◆ INSTRUCTIONS FOR THE TASK ◆
Copy out every line in which the string "chevron" occurs.

══════════

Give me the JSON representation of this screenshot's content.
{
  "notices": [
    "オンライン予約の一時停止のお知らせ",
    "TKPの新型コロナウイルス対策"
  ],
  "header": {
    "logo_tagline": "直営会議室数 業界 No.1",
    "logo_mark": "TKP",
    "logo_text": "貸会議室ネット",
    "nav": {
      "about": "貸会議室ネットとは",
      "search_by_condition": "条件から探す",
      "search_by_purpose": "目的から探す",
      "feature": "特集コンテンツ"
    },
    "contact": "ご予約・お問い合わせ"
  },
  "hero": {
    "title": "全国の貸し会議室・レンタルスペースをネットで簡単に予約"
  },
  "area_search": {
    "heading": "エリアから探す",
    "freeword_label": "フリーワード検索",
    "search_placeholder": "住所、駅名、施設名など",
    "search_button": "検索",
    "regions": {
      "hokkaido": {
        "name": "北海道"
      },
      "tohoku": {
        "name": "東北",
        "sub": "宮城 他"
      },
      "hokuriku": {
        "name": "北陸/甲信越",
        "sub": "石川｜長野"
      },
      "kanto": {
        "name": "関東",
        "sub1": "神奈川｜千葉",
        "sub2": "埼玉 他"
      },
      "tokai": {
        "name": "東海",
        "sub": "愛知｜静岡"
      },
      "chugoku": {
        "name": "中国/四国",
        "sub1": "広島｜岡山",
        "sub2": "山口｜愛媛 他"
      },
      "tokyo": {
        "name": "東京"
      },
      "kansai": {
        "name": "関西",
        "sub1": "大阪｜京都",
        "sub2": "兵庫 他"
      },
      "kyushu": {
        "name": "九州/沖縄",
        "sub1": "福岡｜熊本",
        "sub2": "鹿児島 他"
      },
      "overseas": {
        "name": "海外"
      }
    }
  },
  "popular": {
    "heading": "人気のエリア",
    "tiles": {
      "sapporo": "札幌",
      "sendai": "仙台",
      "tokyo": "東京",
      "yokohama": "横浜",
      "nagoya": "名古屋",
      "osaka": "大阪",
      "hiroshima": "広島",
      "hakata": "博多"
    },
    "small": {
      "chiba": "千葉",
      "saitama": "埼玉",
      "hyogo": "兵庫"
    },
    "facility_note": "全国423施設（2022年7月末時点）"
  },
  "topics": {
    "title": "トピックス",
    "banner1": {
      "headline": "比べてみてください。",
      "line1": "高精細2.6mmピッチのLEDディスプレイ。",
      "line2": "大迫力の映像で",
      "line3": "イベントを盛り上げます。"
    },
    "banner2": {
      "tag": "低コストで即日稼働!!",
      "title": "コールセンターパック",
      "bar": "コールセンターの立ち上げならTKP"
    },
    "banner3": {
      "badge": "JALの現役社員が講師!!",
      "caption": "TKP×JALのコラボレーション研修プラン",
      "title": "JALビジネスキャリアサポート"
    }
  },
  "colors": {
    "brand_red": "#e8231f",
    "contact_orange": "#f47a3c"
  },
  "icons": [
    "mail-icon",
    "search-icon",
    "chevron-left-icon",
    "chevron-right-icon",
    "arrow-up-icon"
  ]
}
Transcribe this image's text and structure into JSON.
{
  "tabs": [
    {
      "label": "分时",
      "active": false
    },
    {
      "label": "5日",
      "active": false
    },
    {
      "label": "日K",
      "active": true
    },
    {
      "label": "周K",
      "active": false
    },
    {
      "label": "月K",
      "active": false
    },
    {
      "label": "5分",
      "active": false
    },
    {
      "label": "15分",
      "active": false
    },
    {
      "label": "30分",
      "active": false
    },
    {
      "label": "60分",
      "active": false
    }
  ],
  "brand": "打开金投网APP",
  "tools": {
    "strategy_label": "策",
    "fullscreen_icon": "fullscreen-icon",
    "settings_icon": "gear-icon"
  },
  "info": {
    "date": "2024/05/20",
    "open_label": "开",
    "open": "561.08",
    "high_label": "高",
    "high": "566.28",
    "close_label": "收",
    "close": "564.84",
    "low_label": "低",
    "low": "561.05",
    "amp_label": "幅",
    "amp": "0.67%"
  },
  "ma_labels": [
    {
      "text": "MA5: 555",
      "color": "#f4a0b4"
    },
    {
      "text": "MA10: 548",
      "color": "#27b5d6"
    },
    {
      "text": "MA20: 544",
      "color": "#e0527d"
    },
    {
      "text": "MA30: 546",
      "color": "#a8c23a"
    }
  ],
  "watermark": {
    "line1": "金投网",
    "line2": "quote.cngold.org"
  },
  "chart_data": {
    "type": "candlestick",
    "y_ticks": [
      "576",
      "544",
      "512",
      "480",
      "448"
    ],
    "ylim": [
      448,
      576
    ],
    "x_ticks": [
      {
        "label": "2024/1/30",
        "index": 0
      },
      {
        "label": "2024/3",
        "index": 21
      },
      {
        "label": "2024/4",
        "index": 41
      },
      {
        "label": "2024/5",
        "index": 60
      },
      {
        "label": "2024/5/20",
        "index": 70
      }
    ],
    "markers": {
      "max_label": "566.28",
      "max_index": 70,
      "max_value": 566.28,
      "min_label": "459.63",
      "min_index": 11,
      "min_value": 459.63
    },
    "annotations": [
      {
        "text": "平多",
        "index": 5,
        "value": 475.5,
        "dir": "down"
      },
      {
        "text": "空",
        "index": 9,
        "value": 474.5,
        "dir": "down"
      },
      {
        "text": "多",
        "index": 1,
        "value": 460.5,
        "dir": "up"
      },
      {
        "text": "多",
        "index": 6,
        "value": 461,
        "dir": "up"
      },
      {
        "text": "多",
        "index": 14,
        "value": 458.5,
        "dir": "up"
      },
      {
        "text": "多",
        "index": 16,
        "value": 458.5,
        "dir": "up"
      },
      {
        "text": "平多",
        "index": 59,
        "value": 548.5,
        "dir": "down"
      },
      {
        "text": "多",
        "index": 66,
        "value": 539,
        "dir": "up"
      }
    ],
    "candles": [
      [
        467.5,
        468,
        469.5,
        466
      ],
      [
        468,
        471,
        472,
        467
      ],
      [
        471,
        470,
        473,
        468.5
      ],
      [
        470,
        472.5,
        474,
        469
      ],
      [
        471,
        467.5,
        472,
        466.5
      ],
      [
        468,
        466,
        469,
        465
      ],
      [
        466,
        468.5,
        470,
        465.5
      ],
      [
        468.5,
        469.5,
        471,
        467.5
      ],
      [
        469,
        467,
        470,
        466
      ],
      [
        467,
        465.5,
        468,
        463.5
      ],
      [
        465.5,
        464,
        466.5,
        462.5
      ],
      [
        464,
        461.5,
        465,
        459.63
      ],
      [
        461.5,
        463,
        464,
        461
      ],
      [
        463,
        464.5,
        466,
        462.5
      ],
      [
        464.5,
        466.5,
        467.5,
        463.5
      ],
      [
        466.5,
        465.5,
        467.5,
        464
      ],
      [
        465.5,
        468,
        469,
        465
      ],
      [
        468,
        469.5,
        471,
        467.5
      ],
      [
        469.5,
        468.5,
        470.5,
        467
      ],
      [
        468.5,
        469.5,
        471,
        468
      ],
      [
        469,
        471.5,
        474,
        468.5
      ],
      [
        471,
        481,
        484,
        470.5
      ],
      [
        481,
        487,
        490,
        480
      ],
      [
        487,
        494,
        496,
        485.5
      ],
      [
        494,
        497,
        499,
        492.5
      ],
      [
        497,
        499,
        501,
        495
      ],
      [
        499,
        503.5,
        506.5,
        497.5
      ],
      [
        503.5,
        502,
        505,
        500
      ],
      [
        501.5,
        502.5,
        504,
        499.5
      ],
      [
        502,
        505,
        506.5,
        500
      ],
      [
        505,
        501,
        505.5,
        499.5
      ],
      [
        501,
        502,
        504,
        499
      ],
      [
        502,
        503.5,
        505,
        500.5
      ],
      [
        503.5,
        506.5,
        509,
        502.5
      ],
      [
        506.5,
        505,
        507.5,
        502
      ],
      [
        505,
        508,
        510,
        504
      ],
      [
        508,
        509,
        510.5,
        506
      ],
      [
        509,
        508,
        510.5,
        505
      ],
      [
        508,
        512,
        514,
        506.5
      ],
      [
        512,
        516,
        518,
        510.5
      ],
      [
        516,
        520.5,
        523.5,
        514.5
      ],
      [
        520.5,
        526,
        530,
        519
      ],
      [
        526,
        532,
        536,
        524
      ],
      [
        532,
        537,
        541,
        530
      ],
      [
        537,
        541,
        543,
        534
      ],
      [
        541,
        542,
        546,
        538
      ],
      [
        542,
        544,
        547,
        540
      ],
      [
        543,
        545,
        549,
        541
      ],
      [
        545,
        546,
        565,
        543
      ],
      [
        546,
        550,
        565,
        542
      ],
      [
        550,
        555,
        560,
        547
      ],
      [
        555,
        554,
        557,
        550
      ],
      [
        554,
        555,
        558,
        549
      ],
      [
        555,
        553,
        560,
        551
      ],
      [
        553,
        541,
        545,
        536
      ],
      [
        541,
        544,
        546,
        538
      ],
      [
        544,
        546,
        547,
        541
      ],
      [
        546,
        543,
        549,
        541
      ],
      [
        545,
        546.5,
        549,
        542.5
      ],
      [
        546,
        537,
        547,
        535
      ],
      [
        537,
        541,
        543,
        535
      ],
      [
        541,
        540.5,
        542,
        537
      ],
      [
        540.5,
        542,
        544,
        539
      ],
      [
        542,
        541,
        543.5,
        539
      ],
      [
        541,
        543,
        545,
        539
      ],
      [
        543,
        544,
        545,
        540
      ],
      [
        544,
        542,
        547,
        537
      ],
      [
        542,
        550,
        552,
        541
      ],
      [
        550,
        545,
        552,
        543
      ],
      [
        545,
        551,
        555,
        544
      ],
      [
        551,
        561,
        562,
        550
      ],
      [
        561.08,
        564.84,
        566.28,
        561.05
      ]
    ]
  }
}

══════════

◆ CORRECT ANSWER ◆
    "chevron-left-icon",
    "chevron-right-icon",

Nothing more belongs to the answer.